Required task:
Set down each entry from the block beneath, exactly as written.

#### Supplied entries ####

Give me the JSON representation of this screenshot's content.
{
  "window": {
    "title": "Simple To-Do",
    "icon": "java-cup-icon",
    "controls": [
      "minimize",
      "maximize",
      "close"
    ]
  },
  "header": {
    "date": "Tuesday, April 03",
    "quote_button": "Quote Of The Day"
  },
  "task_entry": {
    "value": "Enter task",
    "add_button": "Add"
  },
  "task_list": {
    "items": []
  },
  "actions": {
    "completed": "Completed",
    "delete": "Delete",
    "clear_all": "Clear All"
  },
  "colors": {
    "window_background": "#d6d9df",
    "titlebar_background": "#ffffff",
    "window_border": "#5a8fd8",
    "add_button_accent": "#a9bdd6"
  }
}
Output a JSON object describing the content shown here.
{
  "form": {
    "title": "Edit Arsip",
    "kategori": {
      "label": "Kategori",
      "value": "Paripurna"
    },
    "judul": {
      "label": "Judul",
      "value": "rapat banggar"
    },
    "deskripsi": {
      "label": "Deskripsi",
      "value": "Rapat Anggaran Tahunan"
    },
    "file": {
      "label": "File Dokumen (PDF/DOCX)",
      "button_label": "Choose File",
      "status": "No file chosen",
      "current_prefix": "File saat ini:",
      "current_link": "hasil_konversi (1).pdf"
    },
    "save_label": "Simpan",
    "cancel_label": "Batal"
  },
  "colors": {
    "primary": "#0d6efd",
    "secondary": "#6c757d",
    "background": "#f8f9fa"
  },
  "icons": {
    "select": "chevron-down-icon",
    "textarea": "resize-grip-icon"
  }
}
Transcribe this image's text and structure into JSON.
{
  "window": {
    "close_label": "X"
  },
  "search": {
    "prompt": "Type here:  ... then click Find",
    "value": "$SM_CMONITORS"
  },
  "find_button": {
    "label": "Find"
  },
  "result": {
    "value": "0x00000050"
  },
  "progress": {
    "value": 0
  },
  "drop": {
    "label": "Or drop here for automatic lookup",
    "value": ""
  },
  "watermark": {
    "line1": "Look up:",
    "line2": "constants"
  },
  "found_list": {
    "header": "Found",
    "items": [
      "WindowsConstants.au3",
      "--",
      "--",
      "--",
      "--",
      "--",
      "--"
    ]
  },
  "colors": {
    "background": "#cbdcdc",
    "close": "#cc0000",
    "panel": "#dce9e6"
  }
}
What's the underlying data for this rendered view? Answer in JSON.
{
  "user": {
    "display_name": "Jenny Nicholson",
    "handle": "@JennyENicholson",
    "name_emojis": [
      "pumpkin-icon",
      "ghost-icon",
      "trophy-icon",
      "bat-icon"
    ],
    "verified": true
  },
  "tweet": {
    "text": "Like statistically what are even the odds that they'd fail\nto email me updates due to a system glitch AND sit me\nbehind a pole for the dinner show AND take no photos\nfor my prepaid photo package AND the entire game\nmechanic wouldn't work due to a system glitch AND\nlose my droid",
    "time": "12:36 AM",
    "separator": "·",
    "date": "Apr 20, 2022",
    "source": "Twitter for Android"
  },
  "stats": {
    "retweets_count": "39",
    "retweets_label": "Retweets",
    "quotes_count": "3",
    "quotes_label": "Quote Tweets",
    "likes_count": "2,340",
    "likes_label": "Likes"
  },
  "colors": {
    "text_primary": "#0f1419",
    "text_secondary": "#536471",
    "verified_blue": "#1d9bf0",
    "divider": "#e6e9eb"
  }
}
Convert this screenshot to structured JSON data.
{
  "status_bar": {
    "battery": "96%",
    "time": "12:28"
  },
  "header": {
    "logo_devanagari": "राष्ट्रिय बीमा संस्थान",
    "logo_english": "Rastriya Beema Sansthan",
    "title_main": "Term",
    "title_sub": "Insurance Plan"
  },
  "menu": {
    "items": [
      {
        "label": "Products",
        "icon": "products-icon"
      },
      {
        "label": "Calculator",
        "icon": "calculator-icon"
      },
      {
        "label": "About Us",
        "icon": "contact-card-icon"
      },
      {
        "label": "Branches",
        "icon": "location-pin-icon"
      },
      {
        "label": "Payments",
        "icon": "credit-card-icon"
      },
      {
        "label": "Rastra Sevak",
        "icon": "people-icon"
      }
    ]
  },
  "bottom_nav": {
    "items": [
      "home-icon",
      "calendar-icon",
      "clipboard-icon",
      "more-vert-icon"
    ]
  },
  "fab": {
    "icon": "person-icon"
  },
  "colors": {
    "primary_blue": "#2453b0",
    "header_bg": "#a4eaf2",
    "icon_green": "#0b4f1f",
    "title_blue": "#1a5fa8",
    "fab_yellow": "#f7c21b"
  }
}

####

Complete response:
Give me the JSON representation of this screenshot's content.
{
  "window": {
    "title": "Simple To-Do",
    "icon": "java-cup-icon",
    "controls": [
      "minimize",
      "maximize",
      "close"
    ]
  },
  "header": {
    "date": "Tuesday, April 03",
    "quote_button": "Quote Of The Day"
  },
  "task_entry": {
    "value": "Enter task",
    "add_button": "Add"
  },
  "task_list": {
    "items": []
  },
  "actions": {
    "completed": "Completed",
    "delete": "Delete",
    "clear_all": "Clear All"
  },
  "colors": {
    "window_background": "#d6d9df",
    "titlebar_background": "#ffffff",
    "window_border": "#5a8fd8",
    "add_button_accent": "#a9bdd6"
  }
}
Output a JSON object describing the content shown here.
{
  "form": {
    "title": "Edit Arsip",
    "kategori": {
      "label": "Kategori",
      "value": "Paripurna"
    },
    "judul": {
      "label": "Judul",
      "value": "rapat banggar"
    },
    "deskripsi": {
      "label": "Deskripsi",
      "value": "Rapat Anggaran Tahunan"
    },
    "file": {
      "label": "File Dokumen (PDF/DOCX)",
      "button_label": "Choose File",
      "status": "No file chosen",
      "current_prefix": "File saat ini:",
      "current_link": "hasil_konversi (1).pdf"
    },
    "save_label": "Simpan",
    "cancel_label": "Batal"
  },
  "colors": {
    "primary": "#0d6efd",
    "secondary": "#6c757d",
    "background": "#f8f9fa"
  },
  "icons": {
    "select": "chevron-down-icon",
    "textarea": "resize-grip-icon"
  }
}
Transcribe this image's text and structure into JSON.
{
  "window": {
    "close_label": "X"
  },
  "search": {
    "prompt": "Type here:  ... then click Find",
    "value": "$SM_CMONITORS"
  },
  "find_button": {
    "label": "Find"
  },
  "result": {
    "value": "0x00000050"
  },
  "progress": {
    "value": 0
  },
  "drop": {
    "label": "Or drop here for automatic lookup",
    "value": ""
  },
  "watermark": {
    "line1": "Look up:",
    "line2": "constants"
  },
  "found_list": {
    "header": "Found",
    "items": [
      "WindowsConstants.au3",
      "--",
      "--",
      "--",
      "--",
      "--",
      "--"
    ]
  },
  "colors": {
    "background": "#cbdcdc",
    "close": "#cc0000",
    "panel": "#dce9e6"
  }
}
What's the underlying data for this rendered view? Answer in JSON.
{
  "user": {
    "display_name": "Jenny Nicholson",
    "handle": "@JennyENicholson",
    "name_emojis": [
      "pumpkin-icon",
      "ghost-icon",
      "trophy-icon",
      "bat-icon"
    ],
    "verified": true
  },
  "tweet": {
    "text": "Like statistically what are even the odds that they'd fail\nto email me updates due to a system glitch AND sit me\nbehind a pole for the dinner show AND take no photos\nfor my prepaid photo package AND the entire game\nmechanic wouldn't work due to a system glitch AND\nlose my droid",
    "time": "12:36 AM",
    "separator": "·",
    "date": "Apr 20, 2022",
    "source": "Twitter for Android"
  },
  "stats": {
    "retweets_count": "39",
    "retweets_label": "Retweets",
    "quotes_count": "3",
    "quotes_label": "Quote Tweets",
    "likes_count": "2,340",
    "likes_label": "Likes"
  },
  "colors": {
    "text_primary": "#0f1419",
    "text_secondary": "#536471",
    "verified_blue": "#1d9bf0",
    "divider": "#e6e9eb"
  }
}
Convert this screenshot to structured JSON data.
{
  "status_bar": {
    "battery": "96%",
    "time": "12:28"
  },
  "header": {
    "logo_devanagari": "राष्ट्रिय बीमा संस्थान",
    "logo_english": "Rastriya Beema Sansthan",
    "title_main": "Term",
    "title_sub": "Insurance Plan"
  },
  "menu": {
    "items": [
      {
        "label": "Products",
        "icon": "products-icon"
      },
      {
        "label": "Calculator",
        "icon": "calculator-icon"
      },
      {
        "label": "About Us",
        "icon": "contact-card-icon"
      },
      {
        "label": "Branches",
        "icon": "location-pin-icon"
      },
      {
        "label": "Payments",
        "icon": "credit-card-icon"
      },
      {
        "label": "Rastra Sevak",
        "icon": "people-icon"
      }
    ]
  },
  "bottom_nav": {
    "items": [
      "home-icon",
      "calendar-icon",
      "clipboard-icon",
      "more-vert-icon"
    ]
  },
  "fab": {
    "icon": "person-icon"
  },
  "colors": {
    "primary_blue": "#2453b0",
    "header_bg": "#a4eaf2",
    "icon_green": "#0b4f1f",
    "title_blue": "#1a5fa8",
    "fab_yellow": "#f7c21b"
  }
}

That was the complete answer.